Aim of the task
Report how many lines of these entries hold the string "zwei"; reply with the number alone.

Dataset
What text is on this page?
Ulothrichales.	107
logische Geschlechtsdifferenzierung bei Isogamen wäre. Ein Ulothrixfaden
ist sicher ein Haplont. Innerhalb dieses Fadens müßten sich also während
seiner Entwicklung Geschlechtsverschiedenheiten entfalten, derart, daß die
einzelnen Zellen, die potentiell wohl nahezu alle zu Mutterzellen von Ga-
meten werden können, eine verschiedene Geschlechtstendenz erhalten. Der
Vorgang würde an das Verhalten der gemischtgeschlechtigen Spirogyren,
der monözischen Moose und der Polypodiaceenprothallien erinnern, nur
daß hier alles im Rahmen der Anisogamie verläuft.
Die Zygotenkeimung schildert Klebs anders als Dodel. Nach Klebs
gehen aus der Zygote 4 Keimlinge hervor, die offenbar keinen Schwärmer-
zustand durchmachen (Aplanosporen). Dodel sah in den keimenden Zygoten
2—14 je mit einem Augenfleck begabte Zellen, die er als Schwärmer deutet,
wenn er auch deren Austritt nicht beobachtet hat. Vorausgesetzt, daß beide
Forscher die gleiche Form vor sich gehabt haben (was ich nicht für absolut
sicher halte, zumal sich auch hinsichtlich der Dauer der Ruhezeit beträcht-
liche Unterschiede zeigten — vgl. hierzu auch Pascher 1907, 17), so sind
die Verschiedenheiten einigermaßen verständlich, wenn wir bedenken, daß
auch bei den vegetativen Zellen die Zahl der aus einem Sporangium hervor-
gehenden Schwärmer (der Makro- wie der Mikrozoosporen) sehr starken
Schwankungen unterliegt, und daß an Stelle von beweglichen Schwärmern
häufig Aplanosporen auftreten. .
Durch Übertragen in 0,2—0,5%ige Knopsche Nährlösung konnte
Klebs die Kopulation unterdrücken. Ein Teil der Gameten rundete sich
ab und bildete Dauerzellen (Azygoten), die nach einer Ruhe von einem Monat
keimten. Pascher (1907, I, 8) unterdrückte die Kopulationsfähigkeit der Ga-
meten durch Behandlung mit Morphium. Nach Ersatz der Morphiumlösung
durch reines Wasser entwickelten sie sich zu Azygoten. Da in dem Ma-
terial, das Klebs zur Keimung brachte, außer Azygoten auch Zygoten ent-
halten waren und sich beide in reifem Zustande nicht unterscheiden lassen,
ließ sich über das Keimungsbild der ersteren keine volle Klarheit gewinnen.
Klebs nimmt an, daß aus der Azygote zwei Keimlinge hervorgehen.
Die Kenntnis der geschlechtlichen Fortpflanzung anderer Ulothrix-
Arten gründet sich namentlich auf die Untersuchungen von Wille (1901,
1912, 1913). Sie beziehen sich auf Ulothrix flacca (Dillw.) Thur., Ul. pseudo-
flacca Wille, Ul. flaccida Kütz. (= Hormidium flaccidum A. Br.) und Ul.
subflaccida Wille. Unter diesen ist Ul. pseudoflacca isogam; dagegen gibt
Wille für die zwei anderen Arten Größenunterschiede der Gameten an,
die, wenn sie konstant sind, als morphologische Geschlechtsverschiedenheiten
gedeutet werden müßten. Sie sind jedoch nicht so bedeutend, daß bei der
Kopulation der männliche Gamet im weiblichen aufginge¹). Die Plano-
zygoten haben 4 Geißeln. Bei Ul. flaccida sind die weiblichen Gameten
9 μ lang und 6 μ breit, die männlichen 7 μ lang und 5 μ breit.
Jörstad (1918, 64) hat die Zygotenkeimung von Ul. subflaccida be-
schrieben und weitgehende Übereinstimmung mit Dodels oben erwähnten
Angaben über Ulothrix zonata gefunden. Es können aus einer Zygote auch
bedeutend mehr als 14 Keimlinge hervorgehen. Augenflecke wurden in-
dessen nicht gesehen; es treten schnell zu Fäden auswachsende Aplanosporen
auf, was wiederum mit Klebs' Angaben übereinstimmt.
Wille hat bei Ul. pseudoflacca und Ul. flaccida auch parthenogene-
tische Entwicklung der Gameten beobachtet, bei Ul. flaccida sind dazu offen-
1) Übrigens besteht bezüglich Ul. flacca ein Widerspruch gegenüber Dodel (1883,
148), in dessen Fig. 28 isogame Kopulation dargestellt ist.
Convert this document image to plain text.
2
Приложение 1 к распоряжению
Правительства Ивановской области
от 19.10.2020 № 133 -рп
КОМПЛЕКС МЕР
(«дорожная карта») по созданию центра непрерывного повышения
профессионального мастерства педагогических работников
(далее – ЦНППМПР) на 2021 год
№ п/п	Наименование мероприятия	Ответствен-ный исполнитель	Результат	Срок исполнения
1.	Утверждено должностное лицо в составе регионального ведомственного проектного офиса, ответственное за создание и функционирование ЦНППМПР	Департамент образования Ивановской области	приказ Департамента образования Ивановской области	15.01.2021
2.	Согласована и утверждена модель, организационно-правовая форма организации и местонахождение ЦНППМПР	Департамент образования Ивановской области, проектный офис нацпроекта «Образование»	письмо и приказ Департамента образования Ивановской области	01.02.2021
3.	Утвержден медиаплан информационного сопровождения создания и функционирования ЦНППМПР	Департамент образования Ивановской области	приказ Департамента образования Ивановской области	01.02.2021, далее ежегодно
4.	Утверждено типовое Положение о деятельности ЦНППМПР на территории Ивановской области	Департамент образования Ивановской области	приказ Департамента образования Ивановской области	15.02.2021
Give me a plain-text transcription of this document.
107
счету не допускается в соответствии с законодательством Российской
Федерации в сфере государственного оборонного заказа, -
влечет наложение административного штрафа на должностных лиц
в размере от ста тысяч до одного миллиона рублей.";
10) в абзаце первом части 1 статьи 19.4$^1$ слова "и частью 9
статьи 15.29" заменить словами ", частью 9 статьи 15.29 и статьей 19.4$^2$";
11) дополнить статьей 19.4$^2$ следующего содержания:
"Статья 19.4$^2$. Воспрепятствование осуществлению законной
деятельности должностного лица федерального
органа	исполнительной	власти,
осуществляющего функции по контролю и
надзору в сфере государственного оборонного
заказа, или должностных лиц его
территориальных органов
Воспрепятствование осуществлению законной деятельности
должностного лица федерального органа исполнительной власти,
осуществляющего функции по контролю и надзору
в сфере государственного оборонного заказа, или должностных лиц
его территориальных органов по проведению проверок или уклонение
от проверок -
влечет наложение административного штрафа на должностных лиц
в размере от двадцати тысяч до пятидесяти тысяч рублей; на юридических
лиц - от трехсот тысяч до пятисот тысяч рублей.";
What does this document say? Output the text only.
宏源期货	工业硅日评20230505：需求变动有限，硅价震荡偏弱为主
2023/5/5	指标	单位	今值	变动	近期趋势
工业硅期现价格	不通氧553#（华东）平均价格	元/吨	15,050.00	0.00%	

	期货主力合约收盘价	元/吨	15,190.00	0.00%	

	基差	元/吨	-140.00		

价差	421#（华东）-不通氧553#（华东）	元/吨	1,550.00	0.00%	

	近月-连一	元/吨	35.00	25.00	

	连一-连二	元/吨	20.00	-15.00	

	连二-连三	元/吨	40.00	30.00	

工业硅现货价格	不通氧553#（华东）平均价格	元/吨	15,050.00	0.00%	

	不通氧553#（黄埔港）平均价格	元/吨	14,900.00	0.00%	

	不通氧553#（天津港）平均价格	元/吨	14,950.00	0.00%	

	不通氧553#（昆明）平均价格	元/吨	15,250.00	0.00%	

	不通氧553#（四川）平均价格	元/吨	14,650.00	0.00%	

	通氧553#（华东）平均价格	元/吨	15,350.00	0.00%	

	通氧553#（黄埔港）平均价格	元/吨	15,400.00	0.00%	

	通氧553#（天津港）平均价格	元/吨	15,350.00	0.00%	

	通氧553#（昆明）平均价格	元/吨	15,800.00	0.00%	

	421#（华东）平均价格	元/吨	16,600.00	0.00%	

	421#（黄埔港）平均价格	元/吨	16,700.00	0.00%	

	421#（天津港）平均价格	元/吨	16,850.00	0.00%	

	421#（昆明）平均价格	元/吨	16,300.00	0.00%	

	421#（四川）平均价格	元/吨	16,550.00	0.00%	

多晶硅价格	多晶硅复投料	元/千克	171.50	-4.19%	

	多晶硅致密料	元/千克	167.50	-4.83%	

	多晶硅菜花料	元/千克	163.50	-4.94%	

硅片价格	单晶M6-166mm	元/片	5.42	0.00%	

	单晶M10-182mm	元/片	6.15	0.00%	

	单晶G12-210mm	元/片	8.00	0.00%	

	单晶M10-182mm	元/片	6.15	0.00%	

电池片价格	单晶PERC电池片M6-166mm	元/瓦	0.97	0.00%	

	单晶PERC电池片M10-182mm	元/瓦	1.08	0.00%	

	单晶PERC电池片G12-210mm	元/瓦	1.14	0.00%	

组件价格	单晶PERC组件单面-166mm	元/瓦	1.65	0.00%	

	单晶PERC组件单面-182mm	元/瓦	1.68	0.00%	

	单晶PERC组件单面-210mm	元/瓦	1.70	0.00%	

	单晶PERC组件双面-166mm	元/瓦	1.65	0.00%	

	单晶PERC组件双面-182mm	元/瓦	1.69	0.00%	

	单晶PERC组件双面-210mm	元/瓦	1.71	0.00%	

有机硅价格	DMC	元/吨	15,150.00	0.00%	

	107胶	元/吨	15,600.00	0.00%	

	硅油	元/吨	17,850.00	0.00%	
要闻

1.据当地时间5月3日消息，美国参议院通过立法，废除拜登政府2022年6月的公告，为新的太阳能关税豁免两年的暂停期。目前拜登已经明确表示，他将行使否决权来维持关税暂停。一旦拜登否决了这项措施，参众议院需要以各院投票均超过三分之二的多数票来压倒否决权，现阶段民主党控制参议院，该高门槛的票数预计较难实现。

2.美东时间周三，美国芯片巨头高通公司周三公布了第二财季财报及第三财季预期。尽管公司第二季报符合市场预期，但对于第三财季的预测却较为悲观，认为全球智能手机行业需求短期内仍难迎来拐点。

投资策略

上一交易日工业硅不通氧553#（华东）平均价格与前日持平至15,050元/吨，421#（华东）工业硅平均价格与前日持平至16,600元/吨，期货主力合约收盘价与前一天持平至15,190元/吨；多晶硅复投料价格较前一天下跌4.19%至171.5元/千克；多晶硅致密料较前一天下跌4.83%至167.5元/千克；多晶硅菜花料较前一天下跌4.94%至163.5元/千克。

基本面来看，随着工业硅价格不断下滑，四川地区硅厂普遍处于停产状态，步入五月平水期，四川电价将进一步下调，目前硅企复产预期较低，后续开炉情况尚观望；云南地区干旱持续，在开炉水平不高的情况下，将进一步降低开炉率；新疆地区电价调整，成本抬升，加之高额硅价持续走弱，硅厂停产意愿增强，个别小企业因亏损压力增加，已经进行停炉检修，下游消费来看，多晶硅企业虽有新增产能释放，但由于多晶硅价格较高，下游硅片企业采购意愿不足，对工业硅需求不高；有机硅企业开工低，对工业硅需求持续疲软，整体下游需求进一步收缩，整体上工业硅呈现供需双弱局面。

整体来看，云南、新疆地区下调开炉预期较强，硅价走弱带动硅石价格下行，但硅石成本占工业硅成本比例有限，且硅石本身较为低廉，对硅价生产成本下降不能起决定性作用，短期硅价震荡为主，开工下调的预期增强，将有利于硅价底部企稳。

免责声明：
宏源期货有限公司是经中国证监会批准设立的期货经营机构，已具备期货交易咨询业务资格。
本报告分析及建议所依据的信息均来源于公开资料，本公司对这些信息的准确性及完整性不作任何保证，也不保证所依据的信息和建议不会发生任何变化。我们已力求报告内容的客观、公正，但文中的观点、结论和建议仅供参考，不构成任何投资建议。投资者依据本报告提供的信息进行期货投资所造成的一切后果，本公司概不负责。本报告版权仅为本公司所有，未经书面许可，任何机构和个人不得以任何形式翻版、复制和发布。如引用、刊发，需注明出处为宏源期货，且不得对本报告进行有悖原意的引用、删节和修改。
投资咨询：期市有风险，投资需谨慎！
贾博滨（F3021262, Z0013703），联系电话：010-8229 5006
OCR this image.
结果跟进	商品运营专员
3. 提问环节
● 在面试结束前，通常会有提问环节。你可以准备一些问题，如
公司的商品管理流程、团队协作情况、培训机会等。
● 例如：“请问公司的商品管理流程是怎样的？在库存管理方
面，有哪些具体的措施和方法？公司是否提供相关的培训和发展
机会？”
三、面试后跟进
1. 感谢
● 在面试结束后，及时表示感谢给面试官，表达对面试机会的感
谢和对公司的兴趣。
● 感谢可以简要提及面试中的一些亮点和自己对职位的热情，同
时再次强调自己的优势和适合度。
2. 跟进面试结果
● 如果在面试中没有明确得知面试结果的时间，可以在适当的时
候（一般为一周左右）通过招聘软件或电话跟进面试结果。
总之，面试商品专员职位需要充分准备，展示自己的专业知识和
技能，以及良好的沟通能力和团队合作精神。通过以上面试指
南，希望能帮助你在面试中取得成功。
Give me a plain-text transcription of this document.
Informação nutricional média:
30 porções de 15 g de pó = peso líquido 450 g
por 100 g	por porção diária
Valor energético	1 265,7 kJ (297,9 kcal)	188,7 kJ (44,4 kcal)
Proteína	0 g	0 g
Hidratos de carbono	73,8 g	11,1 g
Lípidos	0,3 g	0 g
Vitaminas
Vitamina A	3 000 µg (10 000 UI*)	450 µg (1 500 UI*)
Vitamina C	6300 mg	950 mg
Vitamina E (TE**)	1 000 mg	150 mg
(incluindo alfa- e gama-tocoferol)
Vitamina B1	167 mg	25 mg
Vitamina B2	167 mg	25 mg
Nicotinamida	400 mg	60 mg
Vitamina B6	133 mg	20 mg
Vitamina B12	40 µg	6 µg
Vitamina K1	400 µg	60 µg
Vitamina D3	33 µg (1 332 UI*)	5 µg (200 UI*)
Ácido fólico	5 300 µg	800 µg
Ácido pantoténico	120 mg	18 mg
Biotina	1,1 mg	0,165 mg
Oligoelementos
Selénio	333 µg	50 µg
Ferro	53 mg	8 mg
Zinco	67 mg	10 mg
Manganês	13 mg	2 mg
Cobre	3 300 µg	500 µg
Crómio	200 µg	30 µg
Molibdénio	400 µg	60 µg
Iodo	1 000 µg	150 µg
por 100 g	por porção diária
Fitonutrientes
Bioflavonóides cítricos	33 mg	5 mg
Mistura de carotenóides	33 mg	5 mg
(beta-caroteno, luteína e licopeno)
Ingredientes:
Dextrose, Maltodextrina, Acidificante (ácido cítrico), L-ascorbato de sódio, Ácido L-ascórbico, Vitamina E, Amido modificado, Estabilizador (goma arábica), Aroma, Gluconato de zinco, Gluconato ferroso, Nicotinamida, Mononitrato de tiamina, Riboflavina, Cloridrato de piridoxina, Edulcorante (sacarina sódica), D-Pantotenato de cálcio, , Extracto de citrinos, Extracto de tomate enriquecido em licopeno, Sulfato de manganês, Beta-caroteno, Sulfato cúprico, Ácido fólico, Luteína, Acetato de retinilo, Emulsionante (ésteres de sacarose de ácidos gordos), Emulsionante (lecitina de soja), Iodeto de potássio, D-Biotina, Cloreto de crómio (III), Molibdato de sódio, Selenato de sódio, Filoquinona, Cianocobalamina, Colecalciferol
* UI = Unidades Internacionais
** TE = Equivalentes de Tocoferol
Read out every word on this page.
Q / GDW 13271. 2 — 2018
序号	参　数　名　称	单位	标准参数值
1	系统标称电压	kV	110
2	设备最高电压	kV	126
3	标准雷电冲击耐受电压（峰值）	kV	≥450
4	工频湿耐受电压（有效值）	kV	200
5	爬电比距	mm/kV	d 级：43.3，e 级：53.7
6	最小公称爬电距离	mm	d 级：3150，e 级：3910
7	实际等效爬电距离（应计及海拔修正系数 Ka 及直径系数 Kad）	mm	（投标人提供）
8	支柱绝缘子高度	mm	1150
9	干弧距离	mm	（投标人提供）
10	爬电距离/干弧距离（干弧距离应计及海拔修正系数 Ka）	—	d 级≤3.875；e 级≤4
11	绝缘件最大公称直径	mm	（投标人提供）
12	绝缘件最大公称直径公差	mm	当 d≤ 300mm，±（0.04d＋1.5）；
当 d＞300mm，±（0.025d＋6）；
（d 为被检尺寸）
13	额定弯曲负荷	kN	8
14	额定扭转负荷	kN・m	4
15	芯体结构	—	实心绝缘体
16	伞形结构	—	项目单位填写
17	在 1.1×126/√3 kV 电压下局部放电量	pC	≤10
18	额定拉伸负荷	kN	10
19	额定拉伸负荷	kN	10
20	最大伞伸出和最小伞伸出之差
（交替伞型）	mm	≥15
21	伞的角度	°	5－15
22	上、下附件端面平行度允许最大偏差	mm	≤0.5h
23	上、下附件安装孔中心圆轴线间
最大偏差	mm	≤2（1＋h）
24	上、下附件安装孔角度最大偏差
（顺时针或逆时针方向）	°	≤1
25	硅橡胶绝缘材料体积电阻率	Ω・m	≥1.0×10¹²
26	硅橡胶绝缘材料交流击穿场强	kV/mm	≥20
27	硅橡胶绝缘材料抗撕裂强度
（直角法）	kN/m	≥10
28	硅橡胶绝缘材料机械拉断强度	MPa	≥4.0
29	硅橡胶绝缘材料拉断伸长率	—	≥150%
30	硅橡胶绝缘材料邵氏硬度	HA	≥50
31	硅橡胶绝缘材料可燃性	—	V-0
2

Complete output
2